■ **GIVEN EXERCISE**
Write out each record again exactly as it stands.

■ **RECORDS FOR THE TASK**
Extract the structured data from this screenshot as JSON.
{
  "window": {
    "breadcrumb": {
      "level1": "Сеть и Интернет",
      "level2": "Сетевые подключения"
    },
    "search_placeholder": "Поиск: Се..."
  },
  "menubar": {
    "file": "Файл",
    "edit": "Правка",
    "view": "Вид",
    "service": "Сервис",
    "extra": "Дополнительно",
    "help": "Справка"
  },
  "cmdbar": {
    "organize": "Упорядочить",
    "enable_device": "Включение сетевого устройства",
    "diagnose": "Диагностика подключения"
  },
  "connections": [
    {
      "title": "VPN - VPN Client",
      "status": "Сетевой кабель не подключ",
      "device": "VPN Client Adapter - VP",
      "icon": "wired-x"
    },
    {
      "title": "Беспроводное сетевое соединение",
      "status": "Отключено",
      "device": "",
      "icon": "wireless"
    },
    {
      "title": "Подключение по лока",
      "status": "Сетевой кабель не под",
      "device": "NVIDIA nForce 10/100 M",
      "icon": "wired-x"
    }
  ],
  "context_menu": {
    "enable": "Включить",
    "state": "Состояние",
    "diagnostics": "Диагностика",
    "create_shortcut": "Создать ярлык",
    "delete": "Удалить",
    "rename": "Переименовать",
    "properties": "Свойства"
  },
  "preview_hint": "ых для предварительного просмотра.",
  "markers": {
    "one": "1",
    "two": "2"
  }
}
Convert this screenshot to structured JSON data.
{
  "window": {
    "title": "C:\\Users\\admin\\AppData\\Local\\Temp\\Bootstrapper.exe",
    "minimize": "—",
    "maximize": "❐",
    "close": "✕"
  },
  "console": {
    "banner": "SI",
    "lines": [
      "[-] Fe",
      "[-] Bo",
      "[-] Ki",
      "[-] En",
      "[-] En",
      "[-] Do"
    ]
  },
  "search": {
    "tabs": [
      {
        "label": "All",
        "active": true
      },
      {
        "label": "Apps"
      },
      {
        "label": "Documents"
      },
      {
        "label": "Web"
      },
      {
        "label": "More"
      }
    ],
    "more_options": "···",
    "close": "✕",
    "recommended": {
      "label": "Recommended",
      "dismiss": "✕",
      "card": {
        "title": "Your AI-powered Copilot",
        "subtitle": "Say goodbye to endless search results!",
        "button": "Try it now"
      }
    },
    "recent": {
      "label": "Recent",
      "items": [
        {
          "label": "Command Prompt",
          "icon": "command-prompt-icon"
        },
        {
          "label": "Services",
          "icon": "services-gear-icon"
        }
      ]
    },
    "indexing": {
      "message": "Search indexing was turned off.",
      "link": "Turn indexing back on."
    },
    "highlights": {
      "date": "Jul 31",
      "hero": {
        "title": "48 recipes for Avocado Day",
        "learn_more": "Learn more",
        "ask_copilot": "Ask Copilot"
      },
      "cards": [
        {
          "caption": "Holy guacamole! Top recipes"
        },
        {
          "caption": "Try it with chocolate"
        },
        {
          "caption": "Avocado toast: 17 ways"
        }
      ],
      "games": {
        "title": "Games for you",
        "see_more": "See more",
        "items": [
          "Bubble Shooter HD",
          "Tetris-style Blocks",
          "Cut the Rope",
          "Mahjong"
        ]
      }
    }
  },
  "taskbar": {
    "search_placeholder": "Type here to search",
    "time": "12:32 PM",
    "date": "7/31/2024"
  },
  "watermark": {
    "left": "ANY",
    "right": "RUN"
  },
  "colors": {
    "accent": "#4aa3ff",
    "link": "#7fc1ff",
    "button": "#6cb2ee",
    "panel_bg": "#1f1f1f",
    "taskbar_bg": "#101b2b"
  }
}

■ **RESULT BELOW**
Extract the structured data from this screenshot as JSON.
{
  "window": {
    "breadcrumb": {
      "level1": "Сеть и Интернет",
      "level2": "Сетевые подключения"
    },
    "search_placeholder": "Поиск: Се..."
  },
  "menubar": {
    "file": "Файл",
    "edit": "Правка",
    "view": "Вид",
    "service": "Сервис",
    "extra": "Дополнительно",
    "help": "Справка"
  },
  "cmdbar": {
    "organize": "Упорядочить",
    "enable_device": "Включение сетевого устройства",
    "diagnose": "Диагностика подключения"
  },
  "connections": [
    {
      "title": "VPN - VPN Client",
      "status": "Сетевой кабель не подключ",
      "device": "VPN Client Adapter - VP",
      "icon": "wired-x"
    },
    {
      "title": "Беспроводное сетевое соединение",
      "status": "Отключено",
      "device": "",
      "icon": "wireless"
    },
    {
      "title": "Подключение по лока",
      "status": "Сетевой кабель не под",
      "device": "NVIDIA nForce 10/100 M",
      "icon": "wired-x"
    }
  ],
  "context_menu": {
    "enable": "Включить",
    "state": "Состояние",
    "diagnostics": "Диагностика",
    "create_shortcut": "Создать ярлык",
    "delete": "Удалить",
    "rename": "Переименовать",
    "properties": "Свойства"
  },
  "preview_hint": "ых для предварительного просмотра.",
  "markers": {
    "one": "1",
    "two": "2"
  }
}
Convert this screenshot to structured JSON data.
{
  "window": {
    "title": "C:\\Users\\admin\\AppData\\Local\\Temp\\Bootstrapper.exe",
    "minimize": "—",
    "maximize": "❐",
    "close": "✕"
  },
  "console": {
    "banner": "SI",
    "lines": [
      "[-] Fe",
      "[-] Bo",
      "[-] Ki",
      "[-] En",
      "[-] En",
      "[-] Do"
    ]
  },
  "search": {
    "tabs": [
      {
        "label": "All",
        "active": true
      },
      {
        "label": "Apps"
      },
      {
        "label": "Documents"
      },
      {
        "label": "Web"
      },
      {
        "label": "More"
      }
    ],
    "more_options": "···",
    "close": "✕",
    "recommended": {
      "label": "Recommended",
      "dismiss": "✕",
      "card": {
        "title": "Your AI-powered Copilot",
        "subtitle": "Say goodbye to endless search results!",
        "button": "Try it now"
      }
    },
    "recent": {
      "label": "Recent",
      "items": [
        {
          "label": "Command Prompt",
          "icon": "command-prompt-icon"
        },
        {
          "label": "Services",
          "icon": "services-gear-icon"
        }
      ]
    },
    "indexing": {
      "message": "Search indexing was turned off.",
      "link": "Turn indexing back on."
    },
    "highlights": {
      "date": "Jul 31",
      "hero": {
        "title": "48 recipes for Avocado Day",
        "learn_more": "Learn more",
        "ask_copilot": "Ask Copilot"
      },
      "cards": [
        {
          "caption": "Holy guacamole! Top recipes"
        },
        {
          "caption": "Try it with chocolate"
        },
        {
          "caption": "Avocado toast: 17 ways"
        }
      ],
      "games": {
        "title": "Games for you",
        "see_more": "See more",
        "items": [
          "Bubble Shooter HD",
          "Tetris-style Blocks",
          "Cut the Rope",
          "Mahjong"
        ]
      }
    }
  },
  "taskbar": {
    "search_placeholder": "Type here to search",
    "time": "12:32 PM",
    "date": "7/31/2024"
  },
  "watermark": {
    "left": "ANY",
    "right": "RUN"
  },
  "colors": {
    "accent": "#4aa3ff",
    "link": "#7fc1ff",
    "button": "#6cb2ee",
    "panel_bg": "#1f1f1f",
    "taskbar_bg": "#101b2b"
  }
}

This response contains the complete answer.